**WHAT YOU WILL DO:** Write out all of the lines below, exactly and completely.

+ + +

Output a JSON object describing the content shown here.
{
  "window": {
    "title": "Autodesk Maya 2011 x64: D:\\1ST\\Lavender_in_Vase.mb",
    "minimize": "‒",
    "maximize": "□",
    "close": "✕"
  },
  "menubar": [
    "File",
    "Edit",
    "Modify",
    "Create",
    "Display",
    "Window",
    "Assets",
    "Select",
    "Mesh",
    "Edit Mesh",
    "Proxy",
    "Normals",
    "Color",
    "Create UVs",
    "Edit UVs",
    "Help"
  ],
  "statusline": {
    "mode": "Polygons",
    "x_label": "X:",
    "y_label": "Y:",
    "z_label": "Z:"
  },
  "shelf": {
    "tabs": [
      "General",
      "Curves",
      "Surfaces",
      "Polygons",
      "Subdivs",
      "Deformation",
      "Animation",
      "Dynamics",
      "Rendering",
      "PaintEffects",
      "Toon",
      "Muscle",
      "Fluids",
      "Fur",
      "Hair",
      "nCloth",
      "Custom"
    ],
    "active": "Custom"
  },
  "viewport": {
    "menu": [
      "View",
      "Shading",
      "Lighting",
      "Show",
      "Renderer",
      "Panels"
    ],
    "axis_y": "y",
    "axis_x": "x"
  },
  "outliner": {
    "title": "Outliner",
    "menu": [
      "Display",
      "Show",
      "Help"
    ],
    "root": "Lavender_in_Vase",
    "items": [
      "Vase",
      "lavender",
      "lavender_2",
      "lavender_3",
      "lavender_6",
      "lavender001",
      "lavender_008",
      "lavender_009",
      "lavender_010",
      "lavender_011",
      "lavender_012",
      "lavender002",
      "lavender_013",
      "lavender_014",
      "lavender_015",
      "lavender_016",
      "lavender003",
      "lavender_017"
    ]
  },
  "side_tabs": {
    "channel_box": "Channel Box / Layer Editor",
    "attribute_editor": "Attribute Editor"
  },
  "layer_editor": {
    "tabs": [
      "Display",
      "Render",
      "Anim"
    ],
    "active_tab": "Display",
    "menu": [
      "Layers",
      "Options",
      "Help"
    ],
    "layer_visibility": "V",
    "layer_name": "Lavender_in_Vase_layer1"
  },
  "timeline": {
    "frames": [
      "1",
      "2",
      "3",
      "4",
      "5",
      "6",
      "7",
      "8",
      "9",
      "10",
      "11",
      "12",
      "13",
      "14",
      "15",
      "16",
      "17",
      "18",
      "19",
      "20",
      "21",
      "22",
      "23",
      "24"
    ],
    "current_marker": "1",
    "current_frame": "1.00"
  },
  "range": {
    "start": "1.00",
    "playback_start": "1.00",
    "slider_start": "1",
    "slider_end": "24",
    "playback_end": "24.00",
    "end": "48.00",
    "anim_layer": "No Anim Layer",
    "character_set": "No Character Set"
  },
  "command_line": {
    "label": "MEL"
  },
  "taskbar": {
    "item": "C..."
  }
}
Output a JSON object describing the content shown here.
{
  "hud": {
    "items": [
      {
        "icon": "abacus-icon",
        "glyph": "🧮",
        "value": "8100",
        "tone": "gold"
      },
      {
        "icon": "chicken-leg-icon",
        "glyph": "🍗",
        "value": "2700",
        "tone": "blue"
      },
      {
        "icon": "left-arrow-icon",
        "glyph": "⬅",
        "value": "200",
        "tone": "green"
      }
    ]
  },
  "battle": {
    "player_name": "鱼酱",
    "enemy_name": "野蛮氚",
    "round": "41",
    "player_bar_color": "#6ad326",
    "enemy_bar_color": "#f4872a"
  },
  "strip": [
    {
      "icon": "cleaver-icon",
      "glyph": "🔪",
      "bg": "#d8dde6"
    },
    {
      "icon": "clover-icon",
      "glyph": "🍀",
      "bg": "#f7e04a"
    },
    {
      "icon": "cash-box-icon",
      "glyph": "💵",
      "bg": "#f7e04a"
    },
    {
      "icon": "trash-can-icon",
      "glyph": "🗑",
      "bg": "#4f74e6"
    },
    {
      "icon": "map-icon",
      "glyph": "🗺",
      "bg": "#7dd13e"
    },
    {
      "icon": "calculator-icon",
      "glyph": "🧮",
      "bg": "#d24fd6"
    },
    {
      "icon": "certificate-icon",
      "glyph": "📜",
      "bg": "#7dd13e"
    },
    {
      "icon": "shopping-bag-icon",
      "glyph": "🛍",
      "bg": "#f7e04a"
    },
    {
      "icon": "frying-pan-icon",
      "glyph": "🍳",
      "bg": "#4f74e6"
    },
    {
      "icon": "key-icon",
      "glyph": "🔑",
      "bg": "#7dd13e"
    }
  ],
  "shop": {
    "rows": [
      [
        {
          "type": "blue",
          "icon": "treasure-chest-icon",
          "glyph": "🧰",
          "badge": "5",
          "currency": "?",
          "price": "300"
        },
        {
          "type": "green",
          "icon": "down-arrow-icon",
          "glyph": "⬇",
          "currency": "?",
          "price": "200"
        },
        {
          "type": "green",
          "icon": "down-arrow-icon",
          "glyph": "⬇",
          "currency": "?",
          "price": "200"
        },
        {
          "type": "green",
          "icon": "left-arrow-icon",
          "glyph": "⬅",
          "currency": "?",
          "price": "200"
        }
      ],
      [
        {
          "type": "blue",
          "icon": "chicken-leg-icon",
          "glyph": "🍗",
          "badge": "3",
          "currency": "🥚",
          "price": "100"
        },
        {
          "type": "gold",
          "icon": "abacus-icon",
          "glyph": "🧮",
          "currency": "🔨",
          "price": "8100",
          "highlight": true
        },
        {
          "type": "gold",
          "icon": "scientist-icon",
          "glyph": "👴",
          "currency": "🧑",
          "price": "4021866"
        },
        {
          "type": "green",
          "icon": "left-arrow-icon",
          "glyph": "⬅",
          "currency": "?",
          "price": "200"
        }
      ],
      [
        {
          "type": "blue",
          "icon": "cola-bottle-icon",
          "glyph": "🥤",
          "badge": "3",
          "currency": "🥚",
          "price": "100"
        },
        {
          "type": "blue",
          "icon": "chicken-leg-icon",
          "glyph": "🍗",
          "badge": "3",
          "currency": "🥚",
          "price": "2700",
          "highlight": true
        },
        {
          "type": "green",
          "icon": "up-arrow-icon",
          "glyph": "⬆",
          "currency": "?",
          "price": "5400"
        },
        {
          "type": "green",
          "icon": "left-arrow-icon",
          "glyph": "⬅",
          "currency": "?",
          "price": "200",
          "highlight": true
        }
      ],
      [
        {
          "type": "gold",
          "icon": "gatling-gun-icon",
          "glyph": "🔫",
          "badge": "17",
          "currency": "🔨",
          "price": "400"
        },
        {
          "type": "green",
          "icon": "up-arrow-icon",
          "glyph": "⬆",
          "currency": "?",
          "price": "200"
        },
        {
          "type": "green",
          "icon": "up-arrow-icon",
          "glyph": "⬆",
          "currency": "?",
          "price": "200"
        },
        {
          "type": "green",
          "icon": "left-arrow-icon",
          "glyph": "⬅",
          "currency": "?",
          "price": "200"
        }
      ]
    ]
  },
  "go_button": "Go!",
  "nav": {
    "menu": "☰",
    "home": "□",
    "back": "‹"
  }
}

+ + +

**SOLUTION:**
Output a JSON object describing the content shown here.
{
  "window": {
    "title": "Autodesk Maya 2011 x64: D:\\1ST\\Lavender_in_Vase.mb",
    "minimize": "‒",
    "maximize": "□",
    "close": "✕"
  },
  "menubar": [
    "File",
    "Edit",
    "Modify",
    "Create",
    "Display",
    "Window",
    "Assets",
    "Select",
    "Mesh",
    "Edit Mesh",
    "Proxy",
    "Normals",
    "Color",
    "Create UVs",
    "Edit UVs",
    "Help"
  ],
  "statusline": {
    "mode": "Polygons",
    "x_label": "X:",
    "y_label": "Y:",
    "z_label": "Z:"
  },
  "shelf": {
    "tabs": [
      "General",
      "Curves",
      "Surfaces",
      "Polygons",
      "Subdivs",
      "Deformation",
      "Animation",
      "Dynamics",
      "Rendering",
      "PaintEffects",
      "Toon",
      "Muscle",
      "Fluids",
      "Fur",
      "Hair",
      "nCloth",
      "Custom"
    ],
    "active": "Custom"
  },
  "viewport": {
    "menu": [
      "View",
      "Shading",
      "Lighting",
      "Show",
      "Renderer",
      "Panels"
    ],
    "axis_y": "y",
    "axis_x": "x"
  },
  "outliner": {
    "title": "Outliner",
    "menu": [
      "Display",
      "Show",
      "Help"
    ],
    "root": "Lavender_in_Vase",
    "items": [
      "Vase",
      "lavender",
      "lavender_2",
      "lavender_3",
      "lavender_6",
      "lavender001",
      "lavender_008",
      "lavender_009",
      "lavender_010",
      "lavender_011",
      "lavender_012",
      "lavender002",
      "lavender_013",
      "lavender_014",
      "lavender_015",
      "lavender_016",
      "lavender003",
      "lavender_017"
    ]
  },
  "side_tabs": {
    "channel_box": "Channel Box / Layer Editor",
    "attribute_editor": "Attribute Editor"
  },
  "layer_editor": {
    "tabs": [
      "Display",
      "Render",
      "Anim"
    ],
    "active_tab": "Display",
    "menu": [
      "Layers",
      "Options",
      "Help"
    ],
    "layer_visibility": "V",
    "layer_name": "Lavender_in_Vase_layer1"
  },
  "timeline": {
    "frames": [
      "1",
      "2",
      "3",
      "4",
      "5",
      "6",
      "7",
      "8",
      "9",
      "10",
      "11",
      "12",
      "13",
      "14",
      "15",
      "16",
      "17",
      "18",
      "19",
      "20",
      "21",
      "22",
      "23",
      "24"
    ],
    "current_marker": "1",
    "current_frame": "1.00"
  },
  "range": {
    "start": "1.00",
    "playback_start": "1.00",
    "slider_start": "1",
    "slider_end": "24",
    "playback_end": "24.00",
    "end": "48.00",
    "anim_layer": "No Anim Layer",
    "character_set": "No Character Set"
  },
  "command_line": {
    "label": "MEL"
  },
  "taskbar": {
    "item": "C..."
  }
}
Output a JSON object describing the content shown here.
{
  "hud": {
    "items": [
      {
        "icon": "abacus-icon",
        "glyph": "🧮",
        "value": "8100",
        "tone": "gold"
      },
      {
        "icon": "chicken-leg-icon",
        "glyph": "🍗",
        "value": "2700",
        "tone": "blue"
      },
      {
        "icon": "left-arrow-icon",
        "glyph": "⬅",
        "value": "200",
        "tone": "green"
      }
    ]
  },
  "battle": {
    "player_name": "鱼酱",
    "enemy_name": "野蛮氚",
    "round": "41",
    "player_bar_color": "#6ad326",
    "enemy_bar_color": "#f4872a"
  },
  "strip": [
    {
      "icon": "cleaver-icon",
      "glyph": "🔪",
      "bg": "#d8dde6"
    },
    {
      "icon": "clover-icon",
      "glyph": "🍀",
      "bg": "#f7e04a"
    },
    {
      "icon": "cash-box-icon",
      "glyph": "💵",
      "bg": "#f7e04a"
    },
    {
      "icon": "trash-can-icon",
      "glyph": "🗑",
      "bg": "#4f74e6"
    },
    {
      "icon": "map-icon",
      "glyph": "🗺",
      "bg": "#7dd13e"
    },
    {
      "icon": "calculator-icon",
      "glyph": "🧮",
      "bg": "#d24fd6"
    },
    {
      "icon": "certificate-icon",
      "glyph": "📜",
      "bg": "#7dd13e"
    },
    {
      "icon": "shopping-bag-icon",
      "glyph": "🛍",
      "bg": "#f7e04a"
    },
    {
      "icon": "frying-pan-icon",
      "glyph": "🍳",
      "bg": "#4f74e6"
    },
    {
      "icon": "key-icon",
      "glyph": "🔑",
      "bg": "#7dd13e"
    }
  ],
  "shop": {
    "rows": [
      [
        {
          "type": "blue",
          "icon": "treasure-chest-icon",
          "glyph": "🧰",
          "badge": "5",
          "currency": "?",
          "price": "300"
        },
        {
          "type": "green",
          "icon": "down-arrow-icon",
          "glyph": "⬇",
          "currency": "?",
          "price": "200"
        },
        {
          "type": "green",
          "icon": "down-arrow-icon",
          "glyph": "⬇",
          "currency": "?",
          "price": "200"
        },
        {
          "type": "green",
          "icon": "left-arrow-icon",
          "glyph": "⬅",
          "currency": "?",
          "price": "200"
        }
      ],
      [
        {
          "type": "blue",
          "icon": "chicken-leg-icon",
          "glyph": "🍗",
          "badge": "3",
          "currency": "🥚",
          "price": "100"
        },
        {
          "type": "gold",
          "icon": "abacus-icon",
          "glyph": "🧮",
          "currency": "🔨",
          "price": "8100",
          "highlight": true
        },
        {
          "type": "gold",
          "icon": "scientist-icon",
          "glyph": "👴",
          "currency": "🧑",
          "price": "4021866"
        },
        {
          "type": "green",
          "icon": "left-arrow-icon",
          "glyph": "⬅",
          "currency": "?",
          "price": "200"
        }
      ],
      [
        {
          "type": "blue",
          "icon": "cola-bottle-icon",
          "glyph": "🥤",
          "badge": "3",
          "currency": "🥚",
          "price": "100"
        },
        {
          "type": "blue",
          "icon": "chicken-leg-icon",
          "glyph": "🍗",
          "badge": "3",
          "currency": "🥚",
          "price": "2700",
          "highlight": true
        },
        {
          "type": "green",
          "icon": "up-arrow-icon",
          "glyph": "⬆",
          "currency": "?",
          "price": "5400"
        },
        {
          "type": "green",
          "icon": "left-arrow-icon",
          "glyph": "⬅",
          "currency": "?",
          "price": "200",
          "highlight": true
        }
      ],
      [
        {
          "type": "gold",
          "icon": "gatling-gun-icon",
          "glyph": "🔫",
          "badge": "17",
          "currency": "🔨",
          "price": "400"
        },
        {
          "type": "green",
          "icon": "up-arrow-icon",
          "glyph": "⬆",
          "currency": "?",
          "price": "200"
        },
        {
          "type": "green",
          "icon": "up-arrow-icon",
          "glyph": "⬆",
          "currency": "?",
          "price": "200"
        },
        {
          "type": "green",
          "icon": "left-arrow-icon",
          "glyph": "⬅",
          "currency": "?",
          "price": "200"
        }
      ]
    ]
  },
  "go_button": "Go!",
  "nav": {
    "menu": "☰",
    "home": "□",
    "back": "‹"
  }
}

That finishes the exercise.